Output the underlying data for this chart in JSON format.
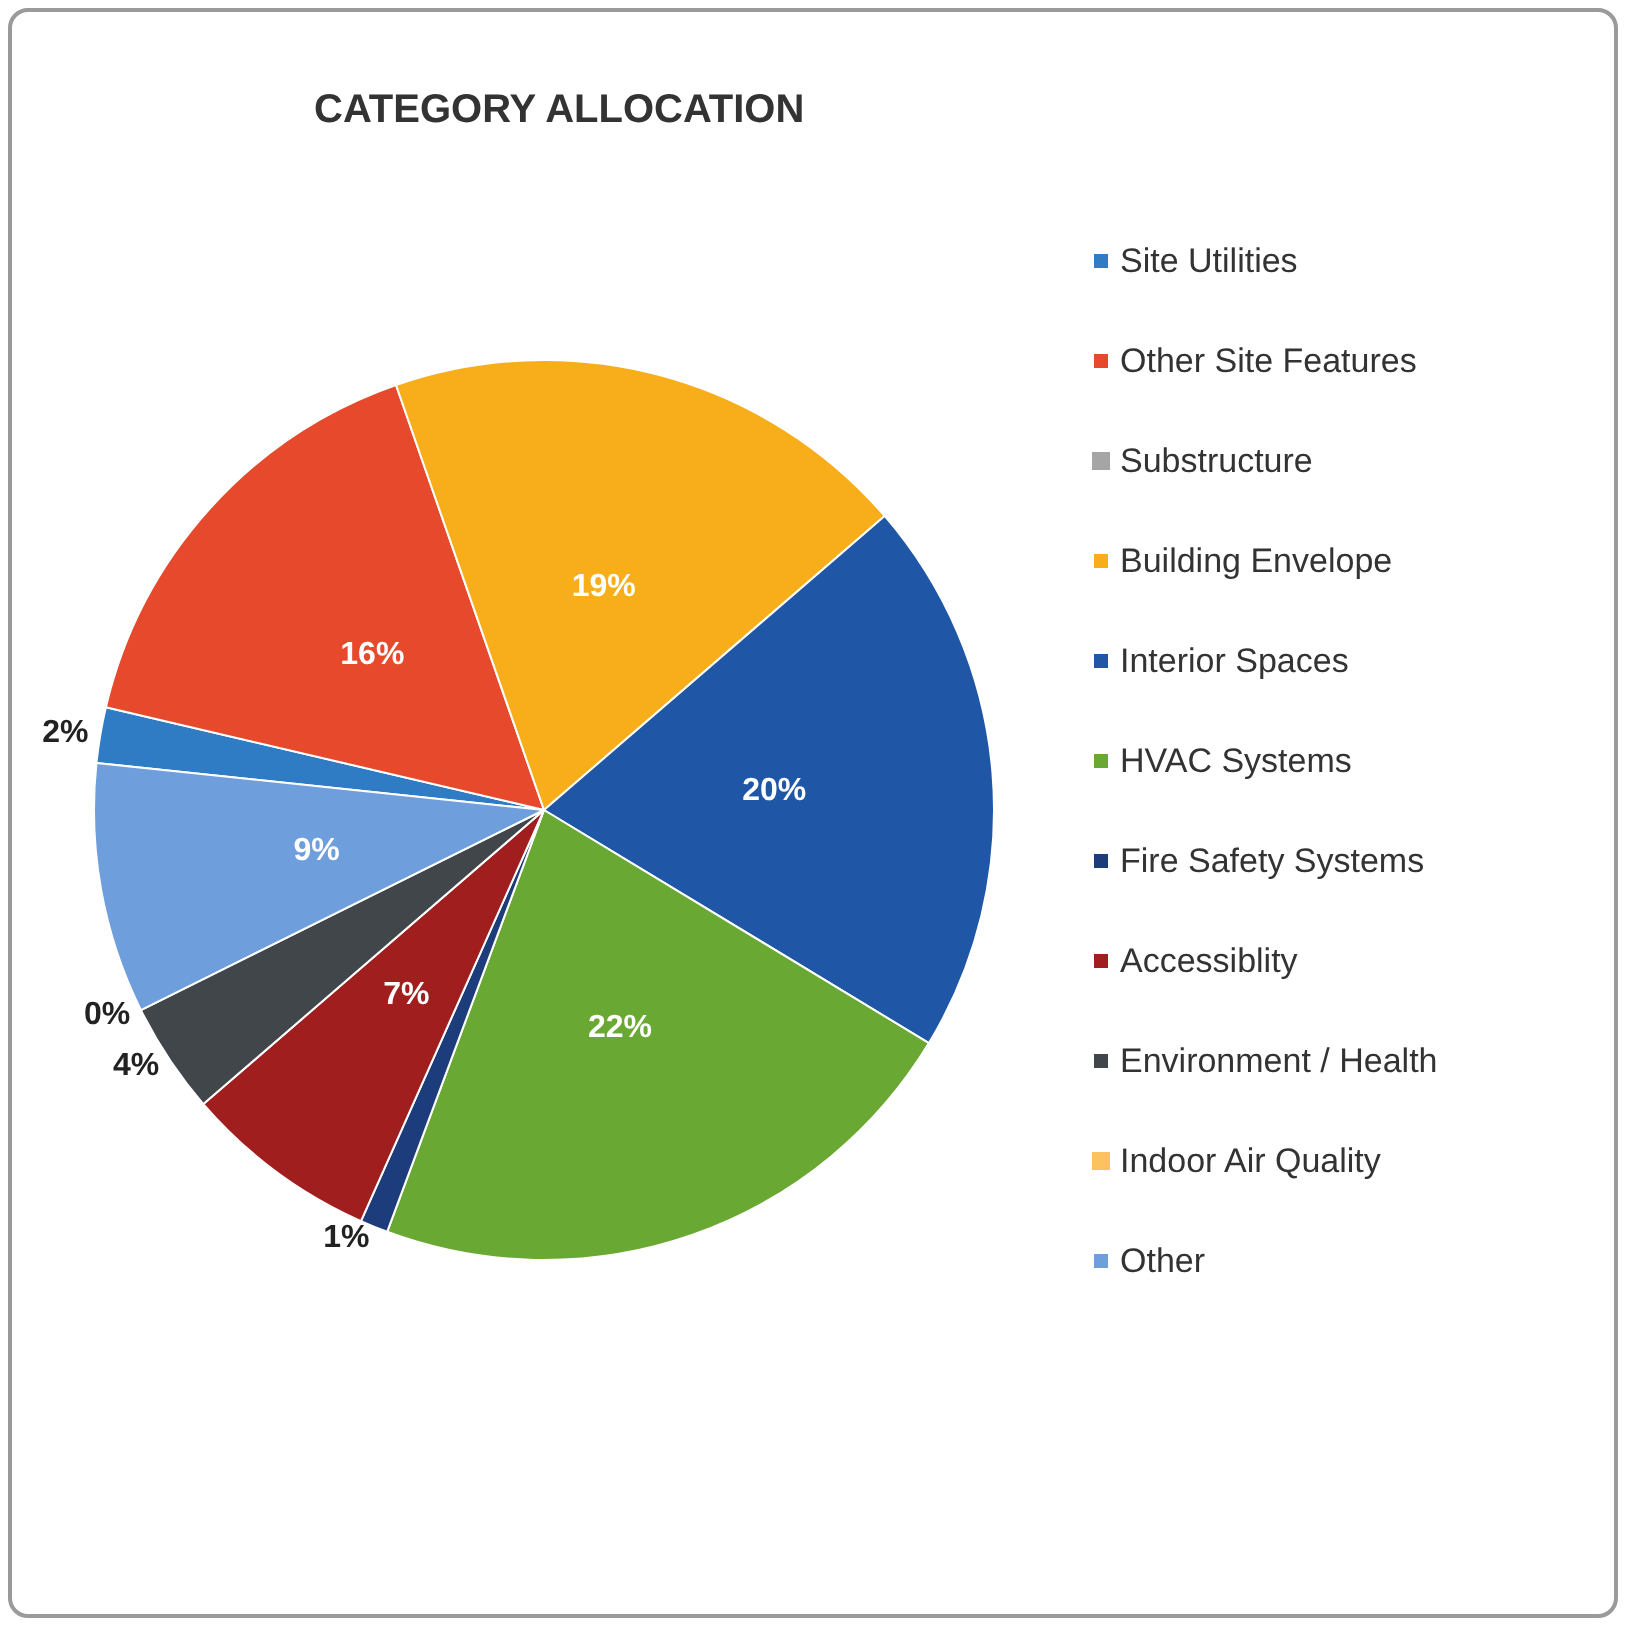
{
  "chart_data": {
    "type": "pie",
    "title": "CATEGORY ALLOCATION",
    "categories": [
      "Site Utilities",
      "Other Site Features",
      "Substructure",
      "Building Envelope",
      "Interior Spaces",
      "HVAC Systems",
      "Fire Safety Systems",
      "Accessiblity",
      "Environment / Health",
      "Indoor Air Quality",
      "Other"
    ],
    "values": [
      2,
      16,
      0,
      19,
      20,
      22,
      1,
      7,
      4,
      0,
      9
    ],
    "value_labels": [
      "2%",
      "16%",
      null,
      "19%",
      "20%",
      "22%",
      "1%",
      "7%",
      "4%",
      "0%",
      "9%"
    ],
    "colors": [
      "#2f7bc4",
      "#e6492b",
      "#a5a5a5",
      "#f8ae1a",
      "#1f56a6",
      "#6aa834",
      "#1c3c7c",
      "#a11e1e",
      "#40464a",
      "#fbc35e",
      "#6e9fdc"
    ],
    "legend": "right"
  }
}
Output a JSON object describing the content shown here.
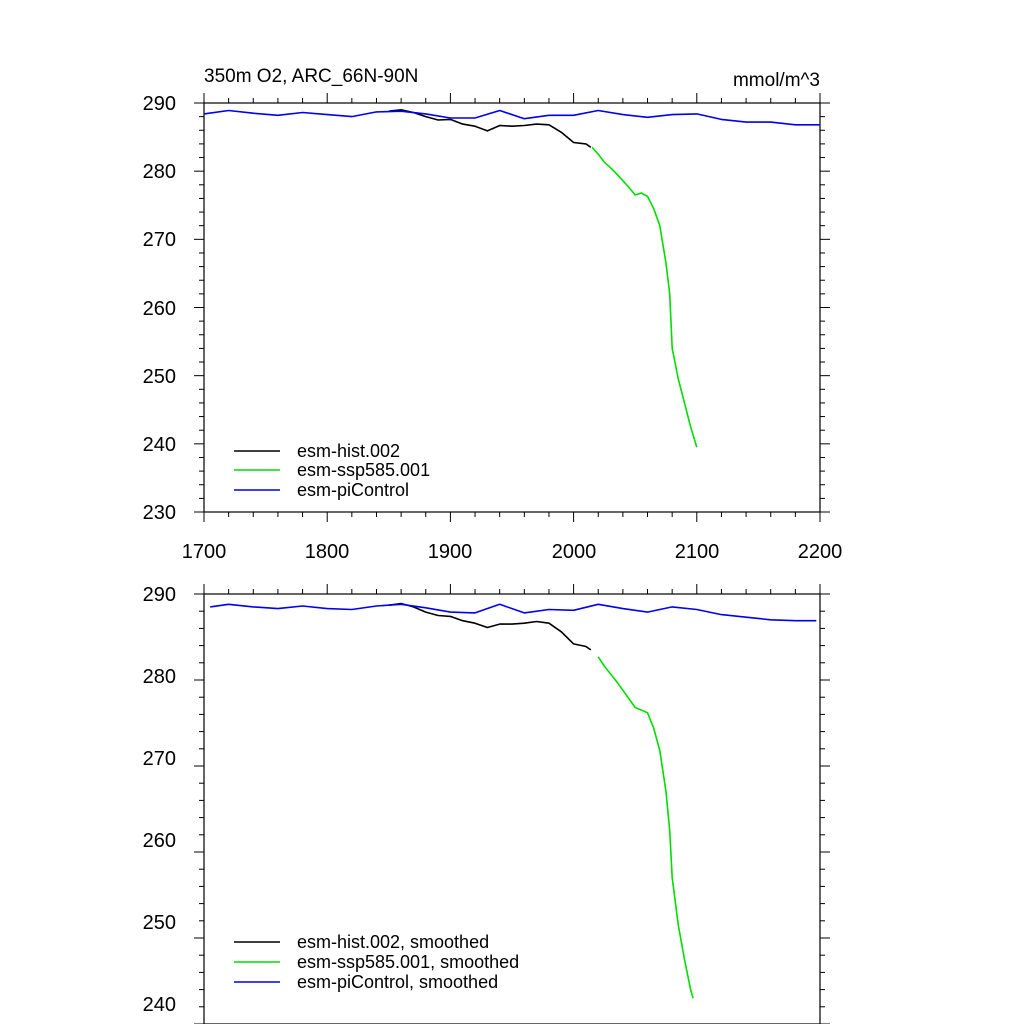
{
  "chart_data": [
    {
      "type": "line",
      "title": "350m O2, ARC_66N-90N",
      "units": "mmol/m^3",
      "xlim": [
        1700,
        2200
      ],
      "ylim": [
        230,
        290
      ],
      "xticks": [
        1700,
        1800,
        1900,
        2000,
        2100,
        2200
      ],
      "yticks": [
        230,
        240,
        250,
        260,
        270,
        280,
        290
      ],
      "xtick_labels": [
        "1700",
        "1800",
        "1900",
        "2000",
        "2100",
        "2200"
      ],
      "ytick_labels": [
        "230",
        "240",
        "250",
        "260",
        "270",
        "280",
        "290"
      ],
      "legend_position": "bottom-left",
      "series": [
        {
          "name": "esm-hist.002",
          "color": "#000000",
          "x": [
            1850,
            1860,
            1870,
            1880,
            1890,
            1900,
            1910,
            1920,
            1930,
            1940,
            1950,
            1960,
            1970,
            1980,
            1990,
            2000,
            2010,
            2014
          ],
          "y": [
            288.8,
            289.0,
            288.6,
            288.0,
            287.5,
            287.6,
            286.9,
            286.6,
            285.9,
            286.7,
            286.6,
            286.7,
            286.9,
            286.8,
            285.7,
            284.2,
            284.0,
            283.5
          ]
        },
        {
          "name": "esm-ssp585.001",
          "color": "#00dd00",
          "x": [
            2015,
            2020,
            2025,
            2030,
            2035,
            2040,
            2045,
            2050,
            2055,
            2060,
            2065,
            2070,
            2075,
            2078,
            2080,
            2085,
            2090,
            2095,
            2100
          ],
          "y": [
            283.5,
            282.5,
            281.3,
            280.5,
            279.6,
            278.6,
            277.6,
            276.5,
            276.8,
            276.3,
            274.5,
            272.0,
            266.5,
            262.0,
            254.0,
            249.5,
            246.0,
            242.5,
            239.5
          ]
        },
        {
          "name": "esm-piControl",
          "color": "#0000ee",
          "x": [
            1700,
            1720,
            1740,
            1760,
            1780,
            1800,
            1820,
            1840,
            1860,
            1880,
            1900,
            1920,
            1940,
            1960,
            1980,
            2000,
            2020,
            2040,
            2060,
            2080,
            2100,
            2120,
            2140,
            2160,
            2180,
            2200
          ],
          "y": [
            288.4,
            288.9,
            288.5,
            288.2,
            288.6,
            288.3,
            288.0,
            288.7,
            288.8,
            288.4,
            287.8,
            287.8,
            288.9,
            287.7,
            288.2,
            288.2,
            288.9,
            288.3,
            287.9,
            288.3,
            288.4,
            287.6,
            287.2,
            287.2,
            286.8,
            286.8
          ]
        }
      ]
    },
    {
      "type": "line",
      "title": "",
      "xlim": [
        1700,
        2200
      ],
      "ylim": [
        240,
        290
      ],
      "yticks": [
        240,
        250,
        260,
        270,
        280,
        290
      ],
      "ytick_labels": [
        "240",
        "250",
        "260",
        "270",
        "280",
        "290"
      ],
      "legend_position": "bottom-left",
      "series": [
        {
          "name": "esm-hist.002, smoothed",
          "color": "#000000",
          "x": [
            1850,
            1860,
            1870,
            1880,
            1890,
            1900,
            1910,
            1920,
            1930,
            1940,
            1950,
            1960,
            1970,
            1980,
            1990,
            2000,
            2010,
            2014
          ],
          "y": [
            288.7,
            288.9,
            288.5,
            287.9,
            287.5,
            287.4,
            286.9,
            286.6,
            286.1,
            286.5,
            286.5,
            286.6,
            286.8,
            286.6,
            285.6,
            284.2,
            283.9,
            283.5
          ]
        },
        {
          "name": "esm-ssp585.001, smoothed",
          "color": "#00dd00",
          "x": [
            2020,
            2025,
            2030,
            2035,
            2040,
            2045,
            2050,
            2055,
            2060,
            2065,
            2070,
            2075,
            2078,
            2080,
            2085,
            2090,
            2095,
            2097
          ],
          "y": [
            282.7,
            281.6,
            280.7,
            279.8,
            278.8,
            277.8,
            276.8,
            276.5,
            276.2,
            274.4,
            271.8,
            267.0,
            262.5,
            257.0,
            251.5,
            247.5,
            244.0,
            243.0
          ]
        },
        {
          "name": "esm-piControl, smoothed",
          "color": "#0000ee",
          "x": [
            1705,
            1720,
            1740,
            1760,
            1780,
            1800,
            1820,
            1840,
            1860,
            1880,
            1900,
            1920,
            1940,
            1960,
            1980,
            2000,
            2020,
            2040,
            2060,
            2080,
            2100,
            2120,
            2140,
            2160,
            2180,
            2197
          ],
          "y": [
            288.5,
            288.8,
            288.5,
            288.3,
            288.6,
            288.3,
            288.2,
            288.6,
            288.8,
            288.4,
            287.9,
            287.8,
            288.8,
            287.8,
            288.2,
            288.1,
            288.8,
            288.3,
            287.9,
            288.5,
            288.2,
            287.6,
            287.3,
            287.0,
            286.9,
            286.9
          ]
        }
      ]
    }
  ]
}
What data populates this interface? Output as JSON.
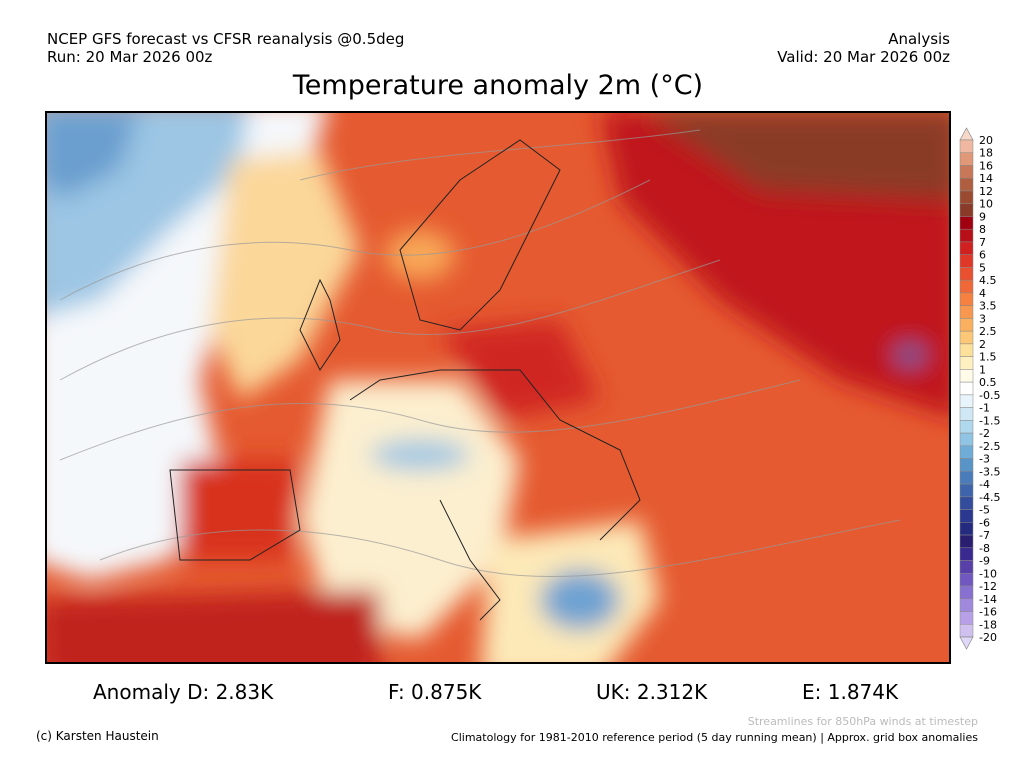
{
  "header": {
    "left_line1": "NCEP GFS forecast vs CFSR reanalysis @0.5deg",
    "left_line2": "Run: 20 Mar 2026 00z",
    "right_line1": "Analysis",
    "right_line2": "Valid: 20 Mar 2026 00z"
  },
  "title": "Temperature anomaly 2m (°C)",
  "colorbar": {
    "labels": [
      "20",
      "18",
      "16",
      "14",
      "12",
      "10",
      "9",
      "8",
      "7",
      "6",
      "5",
      "4.5",
      "4",
      "3.5",
      "3",
      "2.5",
      "2",
      "1.5",
      "1",
      "0.5",
      "-0.5",
      "-1",
      "-1.5",
      "-2",
      "-2.5",
      "-3",
      "-3.5",
      "-4",
      "-4.5",
      "-5",
      "-6",
      "-7",
      "-8",
      "-9",
      "-10",
      "-12",
      "-14",
      "-16",
      "-18",
      "-20"
    ]
  },
  "stats": [
    "Anomaly D: 2.83K",
    "F: 0.875K",
    "UK: 2.312K",
    "E: 1.874K"
  ],
  "footer": {
    "copyright": "(c) Karsten Haustein",
    "streamlines_note": "Streamlines for 850hPa winds at timestep",
    "climatology_note": "Climatology for 1981-2010 reference period (5 day running mean) | Approx. grid box anomalies"
  }
}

* Stated exercise
Collect the lines that hold "hist".

* Result of the exercise
          "name": "esm-hist.002",
          "name": "esm-hist.002, smoothed",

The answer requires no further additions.